● Instructions for the task
Gather each line of the records where "kasar" appears.

● Input data
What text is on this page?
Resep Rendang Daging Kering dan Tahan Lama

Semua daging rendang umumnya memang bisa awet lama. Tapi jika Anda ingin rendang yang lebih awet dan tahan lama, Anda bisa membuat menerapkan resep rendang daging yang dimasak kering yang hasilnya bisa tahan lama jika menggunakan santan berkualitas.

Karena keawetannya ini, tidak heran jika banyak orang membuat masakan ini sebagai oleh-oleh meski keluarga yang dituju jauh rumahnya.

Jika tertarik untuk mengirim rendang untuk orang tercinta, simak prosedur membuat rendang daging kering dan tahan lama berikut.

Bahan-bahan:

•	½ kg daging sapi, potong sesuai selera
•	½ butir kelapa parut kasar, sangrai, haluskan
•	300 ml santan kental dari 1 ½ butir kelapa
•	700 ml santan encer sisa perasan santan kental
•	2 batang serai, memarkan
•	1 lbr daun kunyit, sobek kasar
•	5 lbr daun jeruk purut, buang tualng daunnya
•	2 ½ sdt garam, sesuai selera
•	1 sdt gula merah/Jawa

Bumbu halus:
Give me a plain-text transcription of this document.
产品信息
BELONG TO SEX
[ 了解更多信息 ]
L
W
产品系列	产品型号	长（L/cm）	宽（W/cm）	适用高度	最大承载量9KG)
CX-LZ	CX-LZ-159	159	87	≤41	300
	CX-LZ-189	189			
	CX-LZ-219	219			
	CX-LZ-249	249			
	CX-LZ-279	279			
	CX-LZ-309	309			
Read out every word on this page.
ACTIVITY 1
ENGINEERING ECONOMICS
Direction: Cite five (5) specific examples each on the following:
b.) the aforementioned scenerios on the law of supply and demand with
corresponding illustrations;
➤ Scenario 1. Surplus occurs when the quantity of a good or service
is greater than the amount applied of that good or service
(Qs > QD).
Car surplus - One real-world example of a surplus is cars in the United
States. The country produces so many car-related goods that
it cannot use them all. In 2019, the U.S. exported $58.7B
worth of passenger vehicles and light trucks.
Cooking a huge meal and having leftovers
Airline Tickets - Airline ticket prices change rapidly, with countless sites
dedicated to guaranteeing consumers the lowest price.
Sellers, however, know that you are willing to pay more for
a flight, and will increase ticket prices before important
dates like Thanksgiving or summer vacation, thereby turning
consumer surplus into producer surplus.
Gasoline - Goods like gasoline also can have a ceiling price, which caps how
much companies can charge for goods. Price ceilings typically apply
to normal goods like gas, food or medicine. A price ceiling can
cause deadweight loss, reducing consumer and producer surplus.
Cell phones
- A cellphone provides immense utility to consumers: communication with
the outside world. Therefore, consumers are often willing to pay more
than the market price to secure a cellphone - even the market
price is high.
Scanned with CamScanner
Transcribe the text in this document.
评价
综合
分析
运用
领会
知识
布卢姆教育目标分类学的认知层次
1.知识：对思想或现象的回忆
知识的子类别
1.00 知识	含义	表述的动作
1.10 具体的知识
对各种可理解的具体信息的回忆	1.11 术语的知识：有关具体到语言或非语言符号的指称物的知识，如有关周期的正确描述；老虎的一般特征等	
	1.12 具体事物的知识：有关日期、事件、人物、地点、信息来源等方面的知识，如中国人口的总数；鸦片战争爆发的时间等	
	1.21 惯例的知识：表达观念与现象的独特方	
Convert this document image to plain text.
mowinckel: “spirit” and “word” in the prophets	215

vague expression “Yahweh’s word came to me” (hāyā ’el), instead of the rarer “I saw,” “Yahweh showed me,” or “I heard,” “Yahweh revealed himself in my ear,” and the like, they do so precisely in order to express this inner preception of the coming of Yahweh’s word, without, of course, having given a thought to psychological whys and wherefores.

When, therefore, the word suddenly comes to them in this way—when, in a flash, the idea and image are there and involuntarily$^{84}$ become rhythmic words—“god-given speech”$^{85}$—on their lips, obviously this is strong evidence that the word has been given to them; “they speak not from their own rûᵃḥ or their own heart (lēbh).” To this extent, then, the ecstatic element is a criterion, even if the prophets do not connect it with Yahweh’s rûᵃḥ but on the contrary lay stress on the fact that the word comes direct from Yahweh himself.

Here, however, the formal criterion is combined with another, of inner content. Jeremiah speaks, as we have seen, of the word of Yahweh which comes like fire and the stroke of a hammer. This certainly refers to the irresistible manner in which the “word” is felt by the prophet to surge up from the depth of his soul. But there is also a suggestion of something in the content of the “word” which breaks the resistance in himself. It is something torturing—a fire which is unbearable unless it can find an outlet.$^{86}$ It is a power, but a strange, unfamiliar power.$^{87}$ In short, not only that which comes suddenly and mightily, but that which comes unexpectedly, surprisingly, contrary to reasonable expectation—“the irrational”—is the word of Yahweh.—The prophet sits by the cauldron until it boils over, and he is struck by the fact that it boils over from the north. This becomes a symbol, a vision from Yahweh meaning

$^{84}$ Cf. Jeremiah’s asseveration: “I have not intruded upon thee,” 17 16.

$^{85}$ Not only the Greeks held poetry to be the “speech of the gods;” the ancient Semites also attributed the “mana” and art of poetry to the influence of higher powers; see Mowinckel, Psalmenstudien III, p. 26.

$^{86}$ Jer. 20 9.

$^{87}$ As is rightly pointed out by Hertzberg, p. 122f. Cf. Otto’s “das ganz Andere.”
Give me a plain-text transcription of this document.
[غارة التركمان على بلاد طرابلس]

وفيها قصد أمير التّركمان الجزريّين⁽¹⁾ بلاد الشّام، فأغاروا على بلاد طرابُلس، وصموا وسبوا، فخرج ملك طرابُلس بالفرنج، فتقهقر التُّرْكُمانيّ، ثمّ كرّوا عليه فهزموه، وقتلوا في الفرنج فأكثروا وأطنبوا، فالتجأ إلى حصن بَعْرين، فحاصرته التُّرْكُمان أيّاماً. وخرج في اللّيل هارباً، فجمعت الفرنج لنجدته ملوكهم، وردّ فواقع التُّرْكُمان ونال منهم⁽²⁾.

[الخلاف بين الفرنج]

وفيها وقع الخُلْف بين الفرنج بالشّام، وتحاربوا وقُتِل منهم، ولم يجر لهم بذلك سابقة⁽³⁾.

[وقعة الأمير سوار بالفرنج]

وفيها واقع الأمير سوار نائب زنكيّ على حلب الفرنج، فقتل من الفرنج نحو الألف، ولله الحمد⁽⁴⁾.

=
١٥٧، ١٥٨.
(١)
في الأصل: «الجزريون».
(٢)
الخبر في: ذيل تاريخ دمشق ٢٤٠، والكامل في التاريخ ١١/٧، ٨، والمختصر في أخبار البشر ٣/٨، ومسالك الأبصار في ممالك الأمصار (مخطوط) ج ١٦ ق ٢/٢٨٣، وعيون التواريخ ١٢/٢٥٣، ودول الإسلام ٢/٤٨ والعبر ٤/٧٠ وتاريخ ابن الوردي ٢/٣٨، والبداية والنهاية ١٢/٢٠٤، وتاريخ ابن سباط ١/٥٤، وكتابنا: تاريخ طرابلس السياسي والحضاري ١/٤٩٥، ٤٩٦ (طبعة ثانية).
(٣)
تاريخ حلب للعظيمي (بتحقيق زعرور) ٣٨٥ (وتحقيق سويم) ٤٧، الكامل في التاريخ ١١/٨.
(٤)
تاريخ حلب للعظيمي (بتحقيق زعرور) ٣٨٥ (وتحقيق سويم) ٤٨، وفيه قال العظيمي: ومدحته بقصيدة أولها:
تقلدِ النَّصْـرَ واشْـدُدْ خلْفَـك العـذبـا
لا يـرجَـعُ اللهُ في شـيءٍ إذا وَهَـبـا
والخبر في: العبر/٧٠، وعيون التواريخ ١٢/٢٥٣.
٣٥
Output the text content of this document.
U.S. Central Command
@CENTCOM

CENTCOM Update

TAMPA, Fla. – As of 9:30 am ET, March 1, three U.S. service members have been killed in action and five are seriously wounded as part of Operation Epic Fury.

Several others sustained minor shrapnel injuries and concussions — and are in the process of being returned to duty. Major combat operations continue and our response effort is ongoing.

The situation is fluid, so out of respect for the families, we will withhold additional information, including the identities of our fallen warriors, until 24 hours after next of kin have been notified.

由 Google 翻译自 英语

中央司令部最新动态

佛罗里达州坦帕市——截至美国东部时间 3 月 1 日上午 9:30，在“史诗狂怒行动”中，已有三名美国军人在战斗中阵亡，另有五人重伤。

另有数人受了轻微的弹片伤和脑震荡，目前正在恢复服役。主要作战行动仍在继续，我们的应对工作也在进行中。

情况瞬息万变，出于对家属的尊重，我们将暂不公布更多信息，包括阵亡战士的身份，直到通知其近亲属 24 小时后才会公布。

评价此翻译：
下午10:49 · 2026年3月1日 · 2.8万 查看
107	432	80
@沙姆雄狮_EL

● Answer to the problem
•	½ butir kelapa parut kasar, sangrai, haluskan
•	1 lbr daun kunyit, sobek kasar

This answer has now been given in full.